# TASK DESCRIPTION
Keep only the lines where "Prevádzkové" appears.

--

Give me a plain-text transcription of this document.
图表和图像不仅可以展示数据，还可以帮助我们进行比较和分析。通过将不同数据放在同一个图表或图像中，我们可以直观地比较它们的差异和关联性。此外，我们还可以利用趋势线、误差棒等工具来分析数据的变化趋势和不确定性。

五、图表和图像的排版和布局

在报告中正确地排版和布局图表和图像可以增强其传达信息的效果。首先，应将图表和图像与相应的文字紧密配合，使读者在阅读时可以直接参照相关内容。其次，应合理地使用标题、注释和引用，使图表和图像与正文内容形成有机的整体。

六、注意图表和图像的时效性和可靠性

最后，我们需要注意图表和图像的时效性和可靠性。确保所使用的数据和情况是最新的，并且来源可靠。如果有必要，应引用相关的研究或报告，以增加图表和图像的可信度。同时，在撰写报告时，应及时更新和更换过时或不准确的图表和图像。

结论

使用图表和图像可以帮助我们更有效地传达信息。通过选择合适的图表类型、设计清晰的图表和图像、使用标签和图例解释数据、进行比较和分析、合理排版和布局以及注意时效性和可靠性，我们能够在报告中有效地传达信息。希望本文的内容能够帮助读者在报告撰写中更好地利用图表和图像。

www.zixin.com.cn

--

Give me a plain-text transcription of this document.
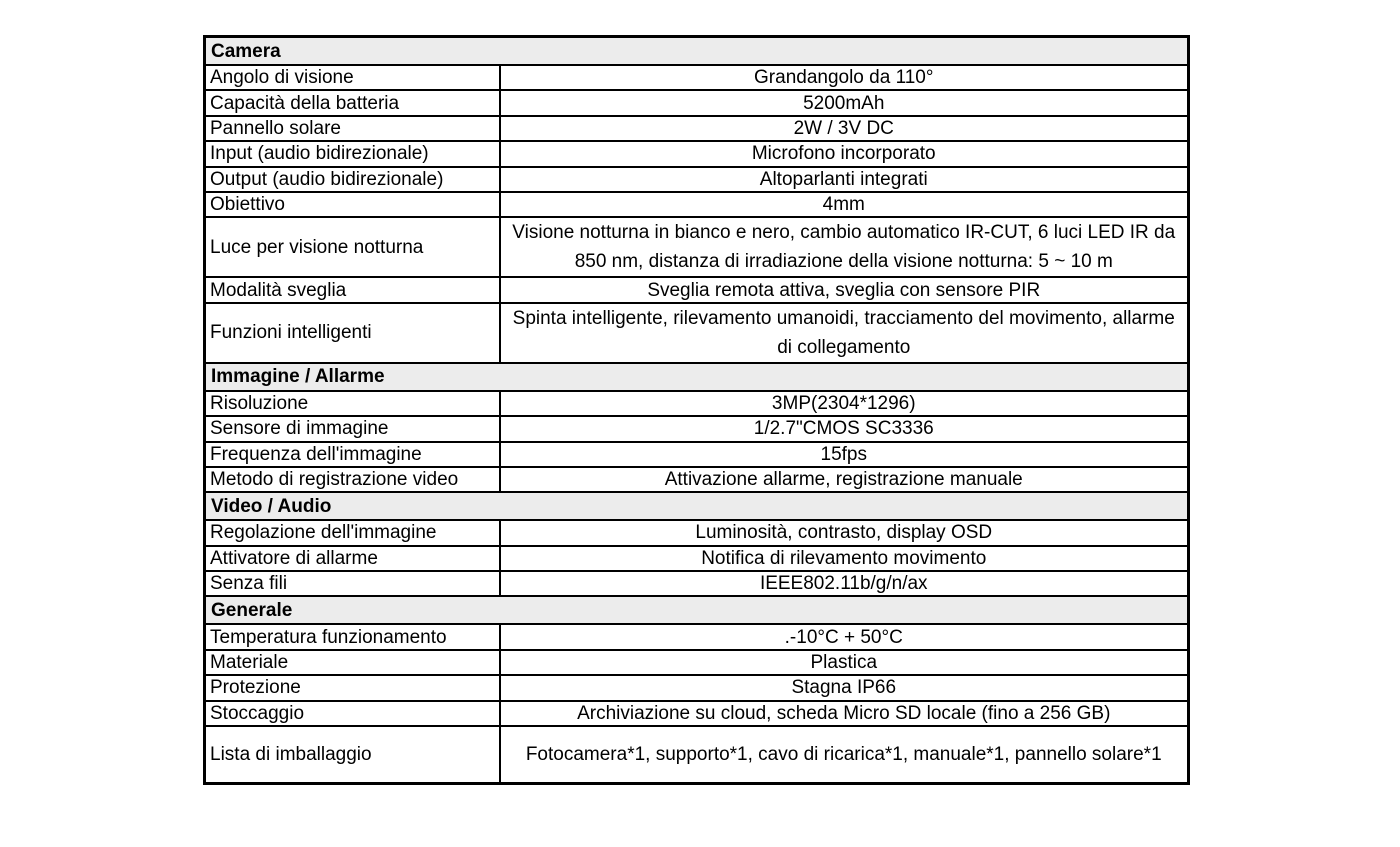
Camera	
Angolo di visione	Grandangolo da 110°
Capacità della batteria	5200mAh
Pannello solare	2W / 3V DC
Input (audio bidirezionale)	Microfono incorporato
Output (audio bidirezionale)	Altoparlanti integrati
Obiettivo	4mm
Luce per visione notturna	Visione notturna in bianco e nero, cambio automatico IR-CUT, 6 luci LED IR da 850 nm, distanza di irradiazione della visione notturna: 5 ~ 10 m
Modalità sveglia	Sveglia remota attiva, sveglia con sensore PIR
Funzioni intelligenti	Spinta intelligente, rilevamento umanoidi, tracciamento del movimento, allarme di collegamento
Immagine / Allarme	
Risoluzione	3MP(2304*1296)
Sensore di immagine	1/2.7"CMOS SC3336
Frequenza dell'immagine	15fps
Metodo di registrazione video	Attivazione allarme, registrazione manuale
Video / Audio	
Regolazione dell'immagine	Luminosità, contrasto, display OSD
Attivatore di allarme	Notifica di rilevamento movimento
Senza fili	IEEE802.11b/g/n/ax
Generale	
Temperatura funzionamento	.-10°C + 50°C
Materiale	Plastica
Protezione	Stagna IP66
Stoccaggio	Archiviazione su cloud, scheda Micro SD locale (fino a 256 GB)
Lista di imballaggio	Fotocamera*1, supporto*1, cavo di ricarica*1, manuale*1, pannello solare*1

--

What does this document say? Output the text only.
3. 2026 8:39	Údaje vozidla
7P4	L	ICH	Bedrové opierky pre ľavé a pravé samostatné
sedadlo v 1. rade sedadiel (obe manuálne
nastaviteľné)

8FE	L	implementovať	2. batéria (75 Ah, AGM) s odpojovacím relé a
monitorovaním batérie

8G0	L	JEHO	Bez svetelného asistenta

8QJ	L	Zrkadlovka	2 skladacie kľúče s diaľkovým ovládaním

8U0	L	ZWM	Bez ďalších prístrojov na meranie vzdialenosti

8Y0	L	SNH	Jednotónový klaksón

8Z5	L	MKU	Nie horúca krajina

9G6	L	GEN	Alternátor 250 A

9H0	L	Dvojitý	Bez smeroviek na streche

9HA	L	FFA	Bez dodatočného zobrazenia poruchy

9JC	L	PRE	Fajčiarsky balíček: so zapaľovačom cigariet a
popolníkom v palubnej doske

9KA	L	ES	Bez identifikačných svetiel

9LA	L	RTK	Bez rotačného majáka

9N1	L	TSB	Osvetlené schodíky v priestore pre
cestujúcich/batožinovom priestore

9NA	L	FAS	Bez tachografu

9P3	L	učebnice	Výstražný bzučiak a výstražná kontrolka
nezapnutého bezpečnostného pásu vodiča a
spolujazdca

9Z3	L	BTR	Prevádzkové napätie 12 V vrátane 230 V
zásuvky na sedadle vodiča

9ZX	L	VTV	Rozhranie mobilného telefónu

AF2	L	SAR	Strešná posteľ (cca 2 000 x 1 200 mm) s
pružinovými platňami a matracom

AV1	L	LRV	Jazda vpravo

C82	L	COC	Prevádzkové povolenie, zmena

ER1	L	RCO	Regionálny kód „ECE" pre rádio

--

# EXERCISE ANSWER
9Z3	L	BTR	Prevádzkové napätie 12 V vrátane 230 V
C82	L	COC	Prevádzkové povolenie, zmena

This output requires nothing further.